**Exercise brief:**
Your task is to repeat the entries exactly. Leave the pictures out.

**Dataset excerpts:**
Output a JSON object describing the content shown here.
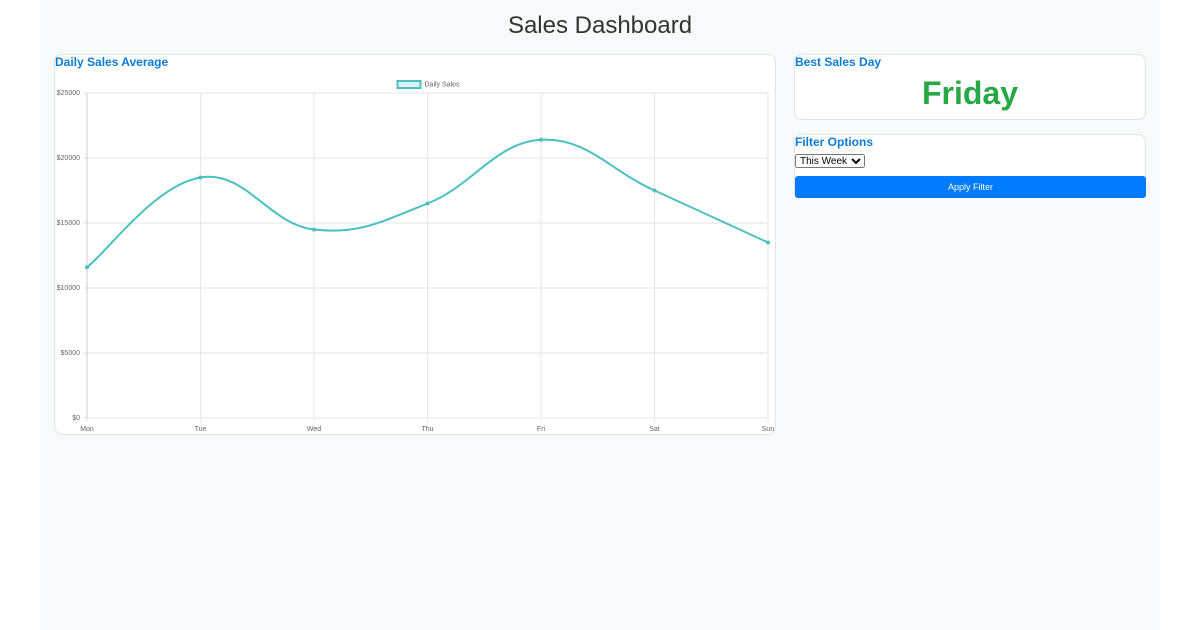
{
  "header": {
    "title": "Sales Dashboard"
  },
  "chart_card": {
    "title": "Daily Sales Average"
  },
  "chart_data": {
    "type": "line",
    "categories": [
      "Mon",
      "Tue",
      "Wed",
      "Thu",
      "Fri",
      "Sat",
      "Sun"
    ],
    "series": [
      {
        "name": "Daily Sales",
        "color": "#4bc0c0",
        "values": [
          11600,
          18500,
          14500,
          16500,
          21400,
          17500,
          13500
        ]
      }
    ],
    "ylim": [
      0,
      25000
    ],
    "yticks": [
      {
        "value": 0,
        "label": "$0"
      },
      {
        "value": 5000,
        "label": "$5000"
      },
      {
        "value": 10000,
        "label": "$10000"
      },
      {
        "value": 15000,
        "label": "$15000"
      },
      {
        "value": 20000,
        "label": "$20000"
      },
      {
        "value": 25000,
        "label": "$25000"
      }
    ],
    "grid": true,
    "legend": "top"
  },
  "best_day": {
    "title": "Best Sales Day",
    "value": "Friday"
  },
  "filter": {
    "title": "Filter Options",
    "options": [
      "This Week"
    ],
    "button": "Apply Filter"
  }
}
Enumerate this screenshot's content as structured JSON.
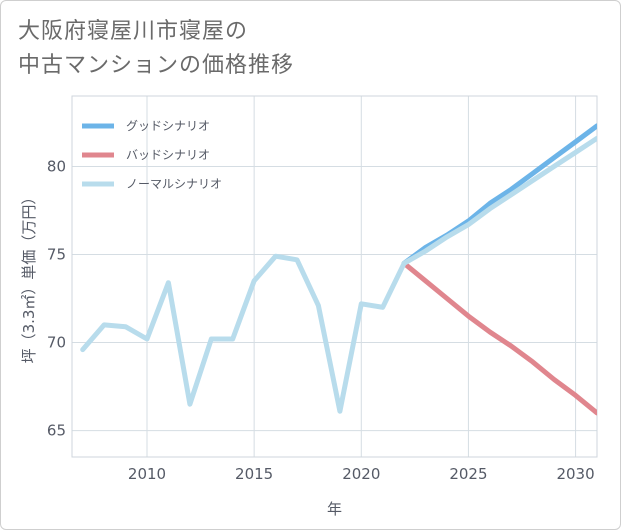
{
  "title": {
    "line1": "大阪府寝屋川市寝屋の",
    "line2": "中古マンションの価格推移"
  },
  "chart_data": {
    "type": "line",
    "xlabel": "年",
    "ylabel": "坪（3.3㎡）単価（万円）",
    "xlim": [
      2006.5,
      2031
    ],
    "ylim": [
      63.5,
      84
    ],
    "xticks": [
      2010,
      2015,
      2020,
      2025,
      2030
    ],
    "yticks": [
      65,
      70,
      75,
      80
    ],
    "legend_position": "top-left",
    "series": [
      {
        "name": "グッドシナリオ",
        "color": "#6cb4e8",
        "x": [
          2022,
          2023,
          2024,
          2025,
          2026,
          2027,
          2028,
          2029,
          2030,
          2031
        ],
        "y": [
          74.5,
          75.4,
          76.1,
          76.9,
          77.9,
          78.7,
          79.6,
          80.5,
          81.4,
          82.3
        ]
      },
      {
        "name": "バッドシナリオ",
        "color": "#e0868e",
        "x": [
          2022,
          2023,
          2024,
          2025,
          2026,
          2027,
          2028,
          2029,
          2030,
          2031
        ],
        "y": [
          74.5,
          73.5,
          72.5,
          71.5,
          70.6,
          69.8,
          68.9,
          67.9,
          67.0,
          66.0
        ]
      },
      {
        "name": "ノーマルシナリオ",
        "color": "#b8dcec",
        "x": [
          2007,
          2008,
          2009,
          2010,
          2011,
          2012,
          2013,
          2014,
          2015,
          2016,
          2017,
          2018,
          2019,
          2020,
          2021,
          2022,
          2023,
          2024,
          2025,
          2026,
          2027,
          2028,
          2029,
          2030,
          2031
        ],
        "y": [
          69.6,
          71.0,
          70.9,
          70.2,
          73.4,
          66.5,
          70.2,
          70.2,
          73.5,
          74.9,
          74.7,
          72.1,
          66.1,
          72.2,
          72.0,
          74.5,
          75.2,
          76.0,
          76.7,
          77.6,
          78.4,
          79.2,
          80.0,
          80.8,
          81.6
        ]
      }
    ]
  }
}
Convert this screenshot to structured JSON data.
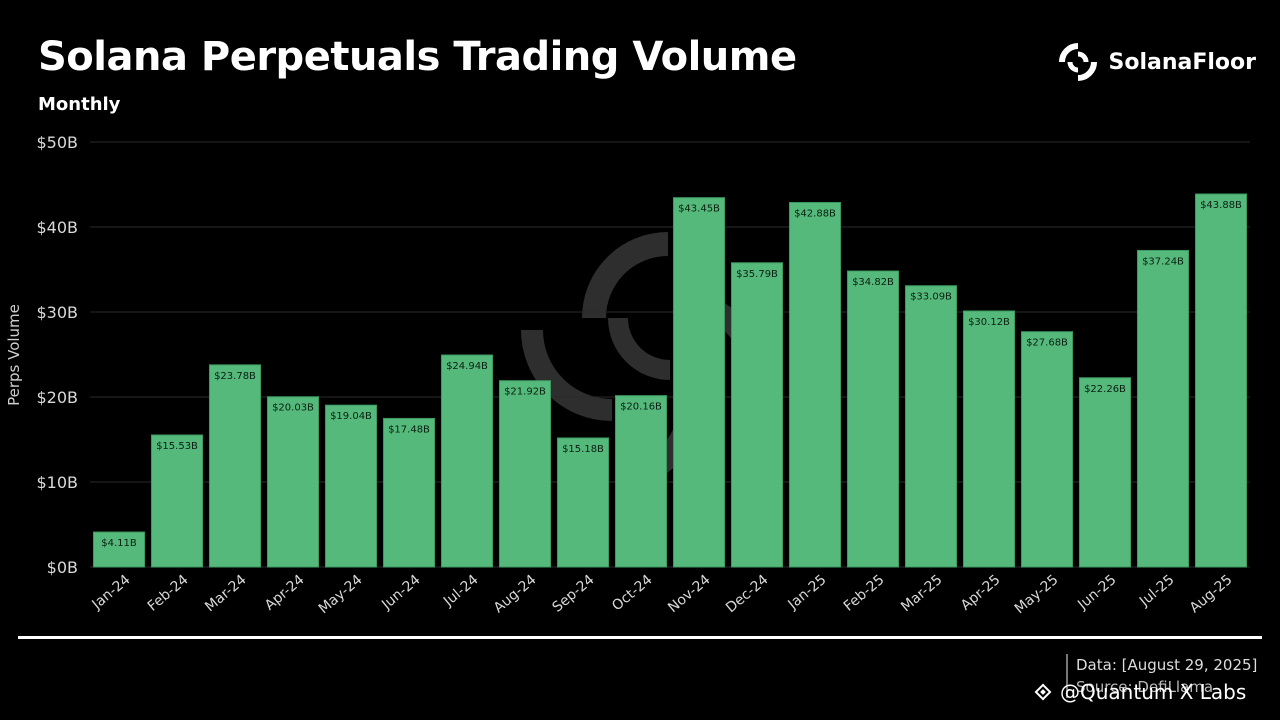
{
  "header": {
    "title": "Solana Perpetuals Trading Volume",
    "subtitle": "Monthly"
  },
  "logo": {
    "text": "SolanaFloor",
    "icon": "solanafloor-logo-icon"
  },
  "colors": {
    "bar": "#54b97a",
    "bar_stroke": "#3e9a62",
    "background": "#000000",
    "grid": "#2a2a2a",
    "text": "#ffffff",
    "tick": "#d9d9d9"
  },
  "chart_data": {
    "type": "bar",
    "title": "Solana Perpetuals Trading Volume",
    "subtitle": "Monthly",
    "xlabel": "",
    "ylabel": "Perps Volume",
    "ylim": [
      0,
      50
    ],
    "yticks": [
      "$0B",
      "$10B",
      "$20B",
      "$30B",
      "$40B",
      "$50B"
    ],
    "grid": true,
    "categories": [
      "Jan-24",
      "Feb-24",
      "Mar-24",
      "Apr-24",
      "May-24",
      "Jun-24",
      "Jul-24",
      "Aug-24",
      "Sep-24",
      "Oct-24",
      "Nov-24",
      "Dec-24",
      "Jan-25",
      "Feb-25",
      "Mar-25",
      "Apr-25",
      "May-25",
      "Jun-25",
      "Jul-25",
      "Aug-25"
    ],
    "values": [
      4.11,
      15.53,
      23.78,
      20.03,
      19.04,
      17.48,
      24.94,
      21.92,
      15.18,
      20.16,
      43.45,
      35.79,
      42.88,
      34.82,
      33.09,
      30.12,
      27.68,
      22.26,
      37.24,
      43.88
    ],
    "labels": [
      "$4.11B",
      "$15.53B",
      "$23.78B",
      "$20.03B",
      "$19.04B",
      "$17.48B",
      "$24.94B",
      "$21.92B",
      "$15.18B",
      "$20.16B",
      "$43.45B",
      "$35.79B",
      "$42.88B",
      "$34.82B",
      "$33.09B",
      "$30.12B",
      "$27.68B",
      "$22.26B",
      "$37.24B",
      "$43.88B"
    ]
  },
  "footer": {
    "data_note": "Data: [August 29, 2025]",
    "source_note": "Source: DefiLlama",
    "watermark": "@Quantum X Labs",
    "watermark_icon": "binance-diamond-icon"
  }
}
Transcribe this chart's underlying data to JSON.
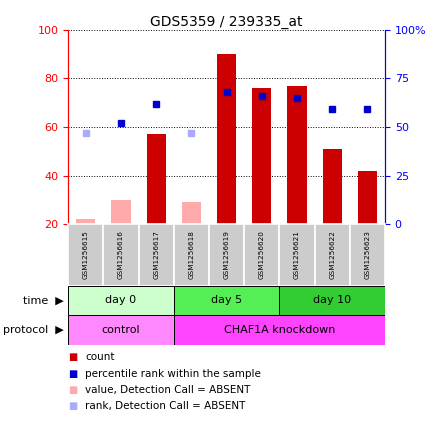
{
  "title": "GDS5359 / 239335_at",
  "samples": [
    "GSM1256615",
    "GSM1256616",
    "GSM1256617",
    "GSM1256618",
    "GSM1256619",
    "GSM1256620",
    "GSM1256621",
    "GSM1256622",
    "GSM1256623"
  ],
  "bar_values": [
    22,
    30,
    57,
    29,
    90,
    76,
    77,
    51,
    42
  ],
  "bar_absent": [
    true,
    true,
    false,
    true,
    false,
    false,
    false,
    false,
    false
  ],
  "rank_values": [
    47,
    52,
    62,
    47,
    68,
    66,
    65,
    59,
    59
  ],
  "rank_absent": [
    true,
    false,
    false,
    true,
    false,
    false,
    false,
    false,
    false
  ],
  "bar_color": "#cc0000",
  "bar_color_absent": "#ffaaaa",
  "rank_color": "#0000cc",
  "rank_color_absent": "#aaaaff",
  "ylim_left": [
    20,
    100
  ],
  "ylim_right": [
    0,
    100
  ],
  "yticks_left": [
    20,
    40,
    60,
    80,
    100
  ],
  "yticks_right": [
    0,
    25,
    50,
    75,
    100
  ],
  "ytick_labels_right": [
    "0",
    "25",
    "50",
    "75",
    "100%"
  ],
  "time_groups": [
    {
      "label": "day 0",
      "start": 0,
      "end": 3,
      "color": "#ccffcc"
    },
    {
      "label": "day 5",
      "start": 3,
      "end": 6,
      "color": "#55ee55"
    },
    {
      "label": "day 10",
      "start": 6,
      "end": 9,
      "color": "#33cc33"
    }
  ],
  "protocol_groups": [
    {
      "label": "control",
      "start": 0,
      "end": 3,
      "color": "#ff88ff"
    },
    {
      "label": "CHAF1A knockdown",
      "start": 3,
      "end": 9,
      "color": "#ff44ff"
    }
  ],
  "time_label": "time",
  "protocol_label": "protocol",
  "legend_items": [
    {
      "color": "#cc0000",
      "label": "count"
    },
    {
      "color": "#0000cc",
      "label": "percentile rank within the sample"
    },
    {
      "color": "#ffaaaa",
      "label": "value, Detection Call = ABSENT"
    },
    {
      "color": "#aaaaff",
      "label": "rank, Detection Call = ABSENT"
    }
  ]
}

**Written solution:**
Output a JSON object describing the content shown here.
{
  "header": {
    "title": "Sales Dashboard"
  },
  "chart_card": {
    "title": "Daily Sales Average"
  },
  "chart_data": {
    "type": "line",
    "categories": [
      "Mon",
      "Tue",
      "Wed",
      "Thu",
      "Fri",
      "Sat",
      "Sun"
    ],
    "series": [
      {
        "name": "Daily Sales",
        "color": "#4bc0c0",
        "values": [
          11600,
          18500,
          14500,
          16500,
          21400,
          17500,
          13500
        ]
      }
    ],
    "ylim": [
      0,
      25000
    ],
    "yticks": [
      {
        "value": 0,
        "label": "$0"
      },
      {
        "value": 5000,
        "label": "$5000"
      },
      {
        "value": 10000,
        "label": "$10000"
      },
      {
        "value": 15000,
        "label": "$15000"
      },
      {
        "value": 20000,
        "label": "$20000"
      },
      {
        "value": 25000,
        "label": "$25000"
      }
    ],
    "grid": true,
    "legend": "top"
  },
  "best_day": {
    "title": "Best Sales Day",
    "value": "Friday"
  },
  "filter": {
    "title": "Filter Options",
    "options": [
      "This Week"
    ],
    "button": "Apply Filter"
  }
}
Enumerate this screenshot's content as structured JSON.
{
  "title": {
    "line1": "大阪府寝屋川市寝屋の",
    "line2": "中古マンションの価格推移"
  },
  "chart_data": {
    "type": "line",
    "xlabel": "年",
    "ylabel": "坪（3.3㎡）単価（万円）",
    "xlim": [
      2006.5,
      2031
    ],
    "ylim": [
      63.5,
      84
    ],
    "xticks": [
      2010,
      2015,
      2020,
      2025,
      2030
    ],
    "yticks": [
      65,
      70,
      75,
      80
    ],
    "legend_position": "top-left",
    "series": [
      {
        "name": "グッドシナリオ",
        "color": "#6cb4e8",
        "x": [
          2022,
          2023,
          2024,
          2025,
          2026,
          2027,
          2028,
          2029,
          2030,
          2031
        ],
        "y": [
          74.5,
          75.4,
          76.1,
          76.9,
          77.9,
          78.7,
          79.6,
          80.5,
          81.4,
          82.3
        ]
      },
      {
        "name": "バッドシナリオ",
        "color": "#e0868e",
        "x": [
          2022,
          2023,
          2024,
          2025,
          2026,
          2027,
          2028,
          2029,
          2030,
          2031
        ],
        "y": [
          74.5,
          73.5,
          72.5,
          71.5,
          70.6,
          69.8,
          68.9,
          67.9,
          67.0,
          66.0
        ]
      },
      {
        "name": "ノーマルシナリオ",
        "color": "#b8dcec",
        "x": [
          2007,
          2008,
          2009,
          2010,
          2011,
          2012,
          2013,
          2014,
          2015,
          2016,
          2017,
          2018,
          2019,
          2020,
          2021,
          2022,
          2023,
          2024,
          2025,
          2026,
          2027,
          2028,
          2029,
          2030,
          2031
        ],
        "y": [
          69.6,
          71.0,
          70.9,
          70.2,
          73.4,
          66.5,
          70.2,
          70.2,
          73.5,
          74.9,
          74.7,
          72.1,
          66.1,
          72.2,
          72.0,
          74.5,
          75.2,
          76.0,
          76.7,
          77.6,
          78.4,
          79.2,
          80.0,
          80.8,
          81.6
        ]
      }
    ]
  }
}
Convert this screenshot to structured JSON data.
{
  "header": {
    "title": "Solana Perpetuals Trading Volume",
    "subtitle": "Monthly"
  },
  "logo": {
    "text": "SolanaFloor",
    "icon": "solanafloor-logo-icon"
  },
  "colors": {
    "bar": "#54b97a",
    "bar_stroke": "#3e9a62",
    "background": "#000000",
    "grid": "#2a2a2a",
    "text": "#ffffff",
    "tick": "#d9d9d9"
  },
  "chart_data": {
    "type": "bar",
    "title": "Solana Perpetuals Trading Volume",
    "subtitle": "Monthly",
    "xlabel": "",
    "ylabel": "Perps Volume",
    "ylim": [
      0,
      50
    ],
    "yticks": [
      "$0B",
      "$10B",
      "$20B",
      "$30B",
      "$40B",
      "$50B"
    ],
    "grid": true,
    "categories": [
      "Jan-24",
      "Feb-24",
      "Mar-24",
      "Apr-24",
      "May-24",
      "Jun-24",
      "Jul-24",
      "Aug-24",
      "Sep-24",
      "Oct-24",
      "Nov-24",
      "Dec-24",
      "Jan-25",
      "Feb-25",
      "Mar-25",
      "Apr-25",
      "May-25",
      "Jun-25",
      "Jul-25",
      "Aug-25"
    ],
    "values": [
      4.11,
      15.53,
      23.78,
      20.03,
      19.04,
      17.48,
      24.94,
      21.92,
      15.18,
      20.16,
      43.45,
      35.79,
      42.88,
      34.82,
      33.09,
      30.12,
      27.68,
      22.26,
      37.24,
      43.88
    ],
    "labels": [
      "$4.11B",
      "$15.53B",
      "$23.78B",
      "$20.03B",
      "$19.04B",
      "$17.48B",
      "$24.94B",
      "$21.92B",
      "$15.18B",
      "$20.16B",
      "$43.45B",
      "$35.79B",
      "$42.88B",
      "$34.82B",
      "$33.09B",
      "$30.12B",
      "$27.68B",
      "$22.26B",
      "$37.24B",
      "$43.88B"
    ]
  },
  "footer": {
    "data_note": "Data: [August 29, 2025]",
    "source_note": "Source: DefiLlama",
    "watermark": "@Quantum X Labs",
    "watermark_icon": "binance-diamond-icon"
  }
}
Transcribe this chart's underlying data to JSON.
{
  "title": "GDS5359 / 239335_at",
  "samples": [
    "GSM1256615",
    "GSM1256616",
    "GSM1256617",
    "GSM1256618",
    "GSM1256619",
    "GSM1256620",
    "GSM1256621",
    "GSM1256622",
    "GSM1256623"
  ],
  "bar_values": [
    22,
    30,
    57,
    29,
    90,
    76,
    77,
    51,
    42
  ],
  "bar_absent": [
    true,
    true,
    false,
    true,
    false,
    false,
    false,
    false,
    false
  ],
  "rank_values": [
    47,
    52,
    62,
    47,
    68,
    66,
    65,
    59,
    59
  ],
  "rank_absent": [
    true,
    false,
    false,
    true,
    false,
    false,
    false,
    false,
    false
  ],
  "bar_color": "#cc0000",
  "bar_color_absent": "#ffaaaa",
  "rank_color": "#0000cc",
  "rank_color_absent": "#aaaaff",
  "ylim_left": [
    20,
    100
  ],
  "ylim_right": [
    0,
    100
  ],
  "yticks_left": [
    20,
    40,
    60,
    80,
    100
  ],
  "yticks_right": [
    0,
    25,
    50,
    75,
    100
  ],
  "ytick_labels_right": [
    "0",
    "25",
    "50",
    "75",
    "100%"
  ],
  "time_groups": [
    {
      "label": "day 0",
      "start": 0,
      "end": 3,
      "color": "#ccffcc"
    },
    {
      "label": "day 5",
      "start": 3,
      "end": 6,
      "color": "#55ee55"
    },
    {
      "label": "day 10",
      "start": 6,
      "end": 9,
      "color": "#33cc33"
    }
  ],
  "protocol_groups": [
    {
      "label": "control",
      "start": 0,
      "end": 3,
      "color": "#ff88ff"
    },
    {
      "label": "CHAF1A knockdown",
      "start": 3,
      "end": 9,
      "color": "#ff44ff"
    }
  ],
  "time_label": "time",
  "protocol_label": "protocol",
  "legend_items": [
    {
      "color": "#cc0000",
      "label": "count"
    },
    {
      "color": "#0000cc",
      "label": "percentile rank within the sample"
    },
    {
      "color": "#ffaaaa",
      "label": "value, Detection Call = ABSENT"
    },
    {
      "color": "#aaaaff",
      "label": "rank, Detection Call = ABSENT"
    }
  ]
}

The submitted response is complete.